= EXERCISE =
Copy all lines that contain the word "help".

######

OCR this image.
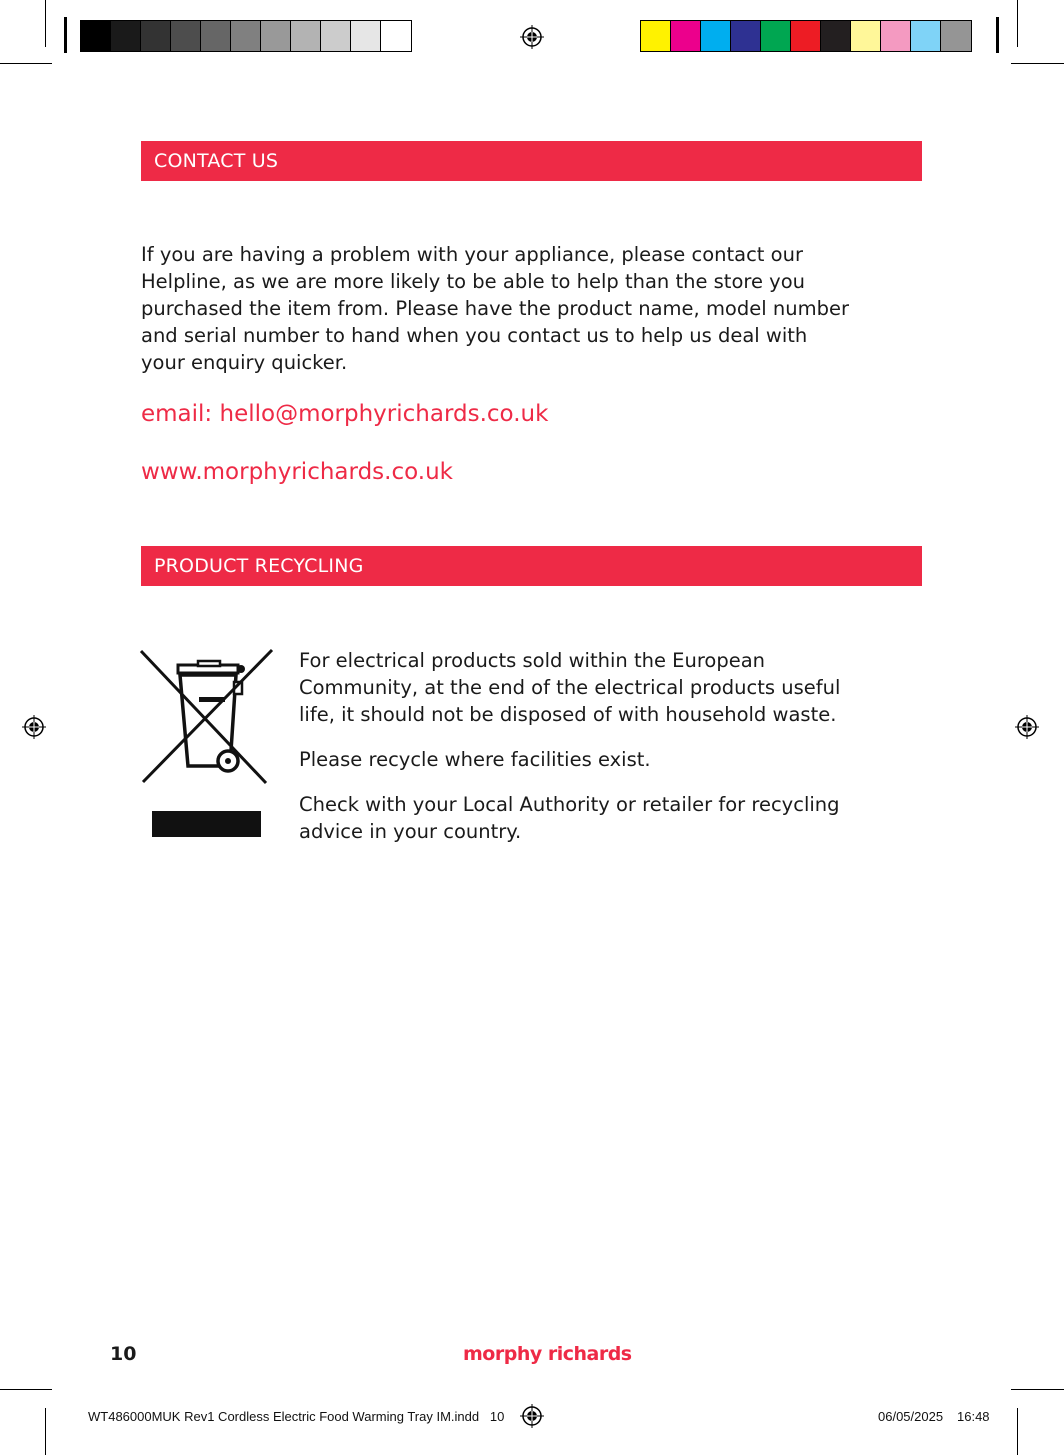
CONTACT US
If you are having a problem with your appliance, please contact our
Helpline, as we are more likely to be able to help than the store you
purchased the item from. Please have the product name, model number
and serial number to hand when you contact us to help us deal with
your enquiry quicker.
email: hello@morphyrichards.co.uk
www.morphyrichards.co.uk
PRODUCT RECYCLING
For electrical products sold within the European
Community, at the end of the electrical products useful
life, it should not be disposed of with household waste.
Please recycle where facilities exist.
Check with your Local Authority or retailer for recycling
advice in your country.
10	morphy richards
WT486000MUK Rev1 Cordless Electric Food Warming Tray IM.indd   10	06/05/2025 16:48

######

= RESULT =
Helpline, as we are more likely to be able to help than the store you
and serial number to hand when you contact us to help us deal with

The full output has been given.